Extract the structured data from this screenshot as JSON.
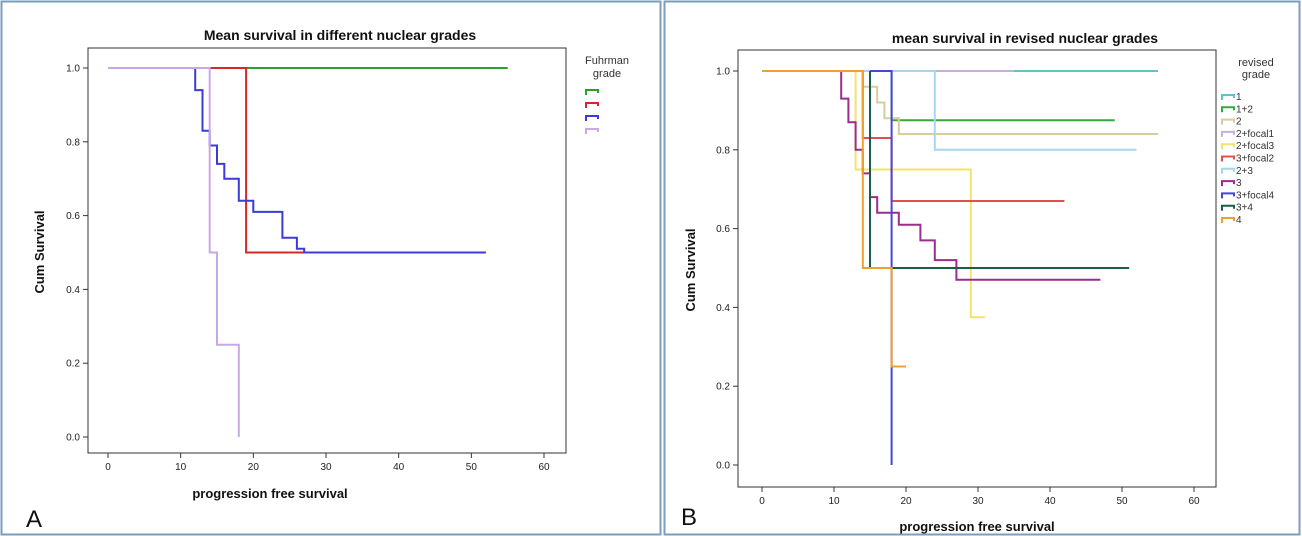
{
  "chart_data": [
    {
      "type": "line",
      "panel_label": "A",
      "title": "Mean survival in different nuclear grades",
      "xlabel": "progression free survival",
      "ylabel": "Cum Survival",
      "xlim": [
        0,
        60
      ],
      "ylim": [
        0,
        1
      ],
      "xticks": [
        "0",
        "10",
        "20",
        "30",
        "40",
        "50",
        "60"
      ],
      "yticks": [
        "0.0",
        "0.2",
        "0.4",
        "0.6",
        "0.8",
        "1.0"
      ],
      "legend": {
        "title": "Fuhrman grade",
        "position": "right",
        "colors": [
          "#2ca02c",
          "#d62728",
          "#3b3bd6",
          "#c9a8e6"
        ]
      },
      "series": [
        {
          "color": "#2ca02c",
          "steps": [
            [
              0,
              1.0
            ],
            [
              55,
              1.0
            ]
          ]
        },
        {
          "color": "#d62728",
          "steps": [
            [
              14,
              1.0
            ],
            [
              19,
              0.5
            ],
            [
              30,
              0.5
            ]
          ]
        },
        {
          "color": "#3b3bd6",
          "steps": [
            [
              0,
              1.0
            ],
            [
              12,
              0.94
            ],
            [
              13,
              0.83
            ],
            [
              14,
              0.79
            ],
            [
              15,
              0.74
            ],
            [
              16,
              0.7
            ],
            [
              18,
              0.64
            ],
            [
              20,
              0.61
            ],
            [
              24,
              0.54
            ],
            [
              26,
              0.51
            ],
            [
              27,
              0.5
            ],
            [
              52,
              0.5
            ]
          ]
        },
        {
          "color": "#c9a8e6",
          "steps": [
            [
              0,
              1.0
            ],
            [
              14,
              0.5
            ],
            [
              15,
              0.25
            ],
            [
              18,
              0.0
            ]
          ]
        }
      ]
    },
    {
      "type": "line",
      "panel_label": "B",
      "title": "mean survival in revised nuclear grades",
      "xlabel": "progression free survival",
      "ylabel": "Cum Survival",
      "xlim": [
        0,
        60
      ],
      "ylim": [
        0,
        1
      ],
      "xticks": [
        "0",
        "10",
        "20",
        "30",
        "40",
        "50",
        "60"
      ],
      "yticks": [
        "0.0",
        "0.2",
        "0.4",
        "0.6",
        "0.8",
        "1.0"
      ],
      "legend": {
        "title": "revised grade",
        "position": "right"
      },
      "series": [
        {
          "name": "1",
          "color": "#5fc3c8",
          "steps": [
            [
              0,
              1.0
            ],
            [
              55,
              1.0
            ]
          ]
        },
        {
          "name": "1+2",
          "color": "#35a840",
          "steps": [
            [
              15,
              1.0
            ],
            [
              18,
              0.875
            ],
            [
              49,
              0.875
            ]
          ]
        },
        {
          "name": "2",
          "color": "#d8cc9c",
          "steps": [
            [
              13,
              1.0
            ],
            [
              14,
              0.96
            ],
            [
              16,
              0.92
            ],
            [
              17,
              0.88
            ],
            [
              19,
              0.84
            ],
            [
              55,
              0.84
            ]
          ]
        },
        {
          "name": "2+focal1",
          "color": "#c4b0e0",
          "steps": [
            [
              10,
              1.0
            ],
            [
              35,
              1.0
            ]
          ]
        },
        {
          "name": "2+focal3",
          "color": "#f2e46a",
          "steps": [
            [
              12,
              1.0
            ],
            [
              13,
              0.75
            ],
            [
              29,
              0.375
            ],
            [
              31,
              0.375
            ]
          ]
        },
        {
          "name": "3+focal2",
          "color": "#e05050",
          "steps": [
            [
              12,
              1.0
            ],
            [
              14,
              0.83
            ],
            [
              18,
              0.67
            ],
            [
              42,
              0.67
            ]
          ]
        },
        {
          "name": "2+3",
          "color": "#a6d8ec",
          "steps": [
            [
              0,
              1.0
            ],
            [
              24,
              0.8
            ],
            [
              52,
              0.8
            ]
          ]
        },
        {
          "name": "3",
          "color": "#9b2d8e",
          "steps": [
            [
              0,
              1.0
            ],
            [
              11,
              0.93
            ],
            [
              12,
              0.87
            ],
            [
              13,
              0.8
            ],
            [
              14,
              0.74
            ],
            [
              15,
              0.68
            ],
            [
              16,
              0.64
            ],
            [
              19,
              0.61
            ],
            [
              22,
              0.57
            ],
            [
              24,
              0.52
            ],
            [
              27,
              0.47
            ],
            [
              47,
              0.47
            ]
          ]
        },
        {
          "name": "3+focal4",
          "color": "#4747d6",
          "steps": [
            [
              15,
              1.0
            ],
            [
              18,
              0.25
            ],
            [
              18,
              0.0
            ]
          ]
        },
        {
          "name": "3+4",
          "color": "#1a5e45",
          "steps": [
            [
              15,
              1.0
            ],
            [
              15,
              0.5
            ],
            [
              51,
              0.5
            ]
          ]
        },
        {
          "name": "4",
          "color": "#f0a030",
          "steps": [
            [
              0,
              1.0
            ],
            [
              14,
              0.5
            ],
            [
              18,
              0.25
            ],
            [
              20,
              0.25
            ]
          ]
        }
      ]
    }
  ]
}
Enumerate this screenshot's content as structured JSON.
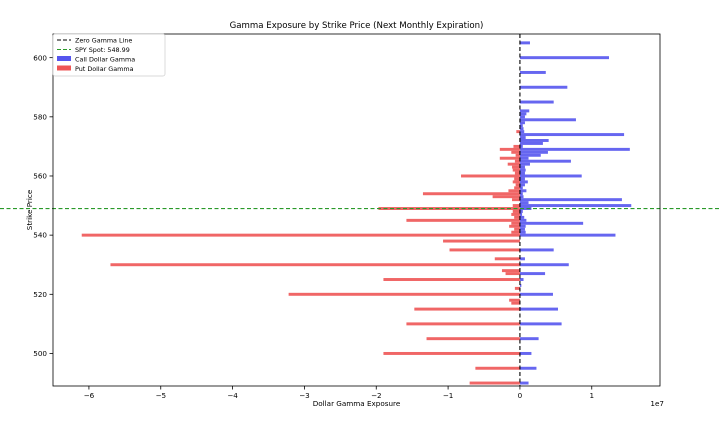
{
  "chart_data": {
    "type": "bar",
    "orientation": "horizontal",
    "title": "Gamma Exposure by Strike Price (Next Monthly Expiration)",
    "xlabel": "Dollar Gamma Exposure",
    "ylabel": "Strike Price",
    "x_scale_label": "1e7",
    "xlim": [
      -6.5,
      1.95
    ],
    "ylim": [
      489,
      608
    ],
    "x_ticks": [
      -6,
      -5,
      -4,
      -3,
      -2,
      -1,
      0,
      1
    ],
    "x_tick_labels": [
      "−6",
      "−5",
      "−4",
      "−3",
      "−2",
      "−1",
      "0",
      "1"
    ],
    "y_ticks": [
      500,
      520,
      540,
      560,
      580,
      600
    ],
    "y_tick_labels": [
      "500",
      "520",
      "540",
      "560",
      "580",
      "600"
    ],
    "grid": false,
    "legend_position": "top-left",
    "colors": {
      "call": "#5555ee",
      "put": "#ee5555",
      "zero_line": "#000000",
      "spot_line": "#2a9a2a"
    },
    "legend": [
      {
        "label": "Zero Gamma Line",
        "kind": "line",
        "style": "dashed",
        "color": "#000000"
      },
      {
        "label": "SPY Spot: 548.99",
        "kind": "line",
        "style": "dashed",
        "color": "#2a9a2a"
      },
      {
        "label": "Call Dollar Gamma",
        "kind": "patch",
        "color": "#5555ee"
      },
      {
        "label": "Put Dollar Gamma",
        "kind": "patch",
        "color": "#ee5555"
      }
    ],
    "zero_line_x": 0,
    "spot": 548.99,
    "bar_height": 1,
    "series": [
      {
        "name": "Call Dollar Gamma",
        "strike": [
          490,
          495,
          500,
          505,
          510,
          515,
          520,
          523,
          525,
          527,
          530,
          532,
          535,
          540,
          541,
          542,
          543,
          544,
          545,
          546,
          547,
          548,
          549,
          550,
          551,
          552,
          553,
          554,
          555,
          556,
          557,
          558,
          559,
          560,
          561,
          562,
          563,
          564,
          565,
          566,
          567,
          568,
          569,
          570,
          571,
          572,
          573,
          574,
          575,
          576,
          577,
          578,
          579,
          580,
          581,
          582,
          585,
          590,
          595,
          600,
          605
        ],
        "values": [
          0.12,
          0.23,
          0.16,
          0.26,
          0.58,
          0.53,
          0.46,
          0.02,
          0.05,
          0.35,
          0.68,
          0.07,
          0.47,
          1.33,
          0.08,
          0.07,
          0.08,
          0.88,
          0.09,
          0.06,
          0.03,
          0.04,
          0.16,
          1.55,
          0.12,
          1.42,
          0.05,
          0.04,
          0.09,
          0.04,
          0.07,
          0.11,
          0.07,
          0.86,
          0.07,
          0.08,
          0.07,
          0.14,
          0.71,
          0.12,
          0.29,
          0.39,
          1.53,
          0.04,
          0.32,
          0.4,
          0.08,
          1.45,
          0.06,
          0.05,
          0.04,
          0.07,
          0.78,
          0.07,
          0.09,
          0.13,
          0.47,
          0.66,
          0.36,
          1.24,
          0.14
        ]
      },
      {
        "name": "Put Dollar Gamma",
        "strike": [
          490,
          495,
          500,
          505,
          510,
          515,
          517,
          518,
          520,
          522,
          525,
          527,
          528,
          530,
          532,
          535,
          538,
          540,
          541,
          542,
          543,
          544,
          545,
          546,
          547,
          548,
          549,
          550,
          552,
          553,
          554,
          555,
          556,
          557,
          558,
          559,
          560,
          561,
          562,
          563,
          564,
          565,
          566,
          567,
          568,
          569,
          570,
          575
        ],
        "values": [
          -0.7,
          -0.62,
          -1.9,
          -1.3,
          -1.58,
          -1.47,
          -0.12,
          -0.15,
          -3.22,
          -0.07,
          -1.9,
          -0.2,
          -0.25,
          -5.7,
          -0.35,
          -0.98,
          -1.07,
          -6.1,
          -0.12,
          -0.08,
          -0.15,
          -0.12,
          -1.58,
          -0.08,
          -0.12,
          -0.1,
          -1.97,
          -0.1,
          -0.11,
          -0.38,
          -1.35,
          -0.16,
          -0.08,
          -0.06,
          -0.1,
          -0.08,
          -0.82,
          -0.07,
          -0.1,
          -0.11,
          -0.17,
          -0.07,
          -0.28,
          -0.06,
          -0.12,
          -0.28,
          -0.09,
          -0.05
        ]
      }
    ]
  }
}
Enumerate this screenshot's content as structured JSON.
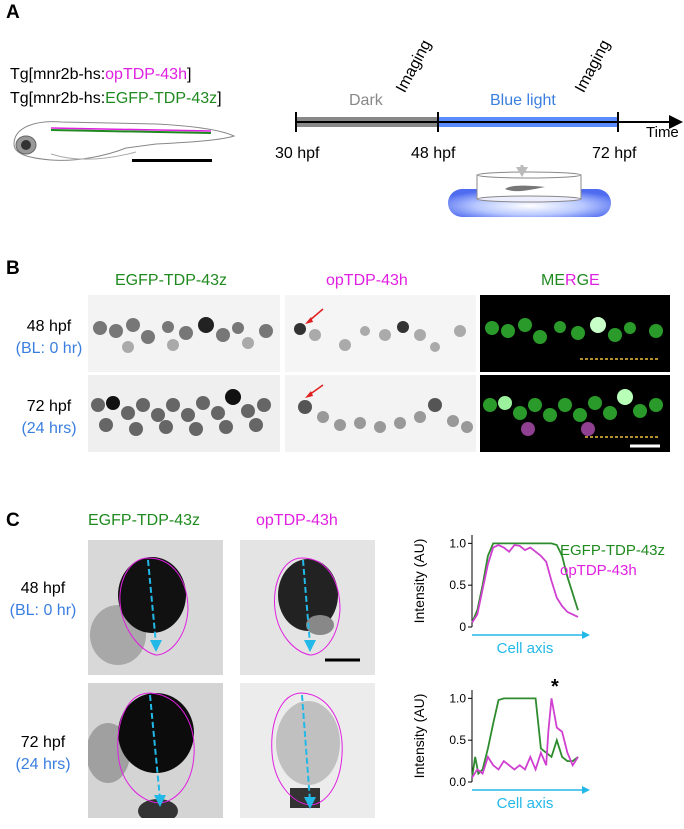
{
  "panels": {
    "a": "A",
    "b": "B",
    "c": "C"
  },
  "panel_a": {
    "genotype1_prefix": "Tg[mnr2b-hs:",
    "genotype1_gene": "opTDP-43h",
    "genotype1_suffix": "]",
    "genotype2_prefix": "Tg[mnr2b-hs:",
    "genotype2_gene": "EGFP-TDP-43z",
    "genotype2_suffix": "]",
    "dark_label": "Dark",
    "blue_label": "Blue light",
    "imaging1": "Imaging",
    "imaging2": "Imaging",
    "time_label": "Time",
    "t1": "30 hpf",
    "t2": "48 hpf",
    "t3": "72 hpf"
  },
  "panel_b": {
    "col1": "EGFP-TDP-43z",
    "col2": "opTDP-43h",
    "merge_m": "M",
    "merge_e": "E",
    "merge_r": "R",
    "merge_g": "G",
    "merge_e2": "E",
    "row1_time": "48 hpf",
    "row1_bl": "(BL: 0 hr)",
    "row2_time": "72 hpf",
    "row2_bl": "(24 hrs)"
  },
  "panel_c": {
    "col1": "EGFP-TDP-43z",
    "col2": "opTDP-43h",
    "row1_time": "48 hpf",
    "row1_bl": "(BL: 0 hr)",
    "row2_time": "72 hpf",
    "row2_bl": "(24 hrs)",
    "legend_green": "EGFP-TDP-43z",
    "legend_magenta": "opTDP-43h",
    "star": "*"
  },
  "colors": {
    "egfp": "#2e8b2e",
    "optdp": "#d040d0",
    "axis_arrow": "#22b8e8",
    "blue_light": "#5b8cff"
  },
  "chart_data": [
    {
      "type": "line",
      "ylabel": "Intensity (AU)",
      "xlabel": "Cell axis",
      "ylim": [
        0,
        1.1
      ],
      "yticks": [
        "0",
        "0.5",
        "1.0"
      ],
      "yticks_values": [
        0,
        0.5,
        1.0
      ],
      "series": [
        {
          "name": "EGFP-TDP-43z",
          "x": [
            0,
            0.05,
            0.1,
            0.15,
            0.2,
            0.25,
            0.3,
            0.4,
            0.5,
            0.6,
            0.7,
            0.75,
            0.8,
            0.85,
            0.9,
            0.95,
            1.0
          ],
          "values": [
            0.05,
            0.2,
            0.5,
            0.85,
            1.0,
            1.0,
            1.0,
            1.0,
            1.0,
            1.0,
            1.0,
            1.0,
            0.98,
            0.85,
            0.6,
            0.4,
            0.2
          ]
        },
        {
          "name": "opTDP-43h",
          "x": [
            0,
            0.05,
            0.1,
            0.15,
            0.2,
            0.25,
            0.3,
            0.35,
            0.4,
            0.45,
            0.5,
            0.55,
            0.6,
            0.65,
            0.7,
            0.75,
            0.8,
            0.85,
            0.9,
            0.95,
            1.0
          ],
          "values": [
            0.05,
            0.15,
            0.45,
            0.75,
            0.95,
            0.98,
            0.95,
            0.9,
            0.98,
            0.97,
            0.92,
            0.95,
            0.9,
            0.85,
            0.78,
            0.55,
            0.35,
            0.25,
            0.18,
            0.15,
            0.12
          ]
        }
      ]
    },
    {
      "type": "line",
      "ylabel": "Intensity (AU)",
      "xlabel": "Cell axis",
      "ylim": [
        0,
        1.1
      ],
      "yticks": [
        "0.0",
        "0.5",
        "1.0"
      ],
      "yticks_values": [
        0,
        0.5,
        1.0
      ],
      "series": [
        {
          "name": "EGFP-TDP-43z",
          "x": [
            0,
            0.03,
            0.06,
            0.1,
            0.15,
            0.2,
            0.25,
            0.3,
            0.35,
            0.4,
            0.5,
            0.55,
            0.6,
            0.65,
            0.7,
            0.75,
            0.8,
            0.85,
            0.9,
            0.95,
            1.0
          ],
          "values": [
            0.05,
            0.3,
            0.1,
            0.15,
            0.4,
            0.7,
            0.98,
            1.0,
            1.0,
            1.0,
            1.0,
            1.0,
            1.0,
            0.4,
            0.35,
            0.3,
            0.5,
            0.3,
            0.25,
            0.25,
            0.3
          ]
        },
        {
          "name": "opTDP-43h",
          "x": [
            0,
            0.05,
            0.1,
            0.15,
            0.2,
            0.25,
            0.3,
            0.35,
            0.4,
            0.45,
            0.5,
            0.55,
            0.6,
            0.65,
            0.7,
            0.72,
            0.75,
            0.8,
            0.85,
            0.9,
            0.95,
            1.0
          ],
          "values": [
            0.05,
            0.15,
            0.1,
            0.3,
            0.2,
            0.15,
            0.25,
            0.2,
            0.15,
            0.2,
            0.15,
            0.3,
            0.15,
            0.35,
            0.2,
            0.6,
            1.0,
            0.65,
            0.6,
            0.35,
            0.2,
            0.3
          ]
        }
      ]
    }
  ]
}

_____

__WRITTEN REQUEST__
In the records above, find the lines containing "grades" and copy them.

__FULL OUTPUT__
      "title": "Mean survival in different nuclear grades",
      "title": "mean survival in revised nuclear grades",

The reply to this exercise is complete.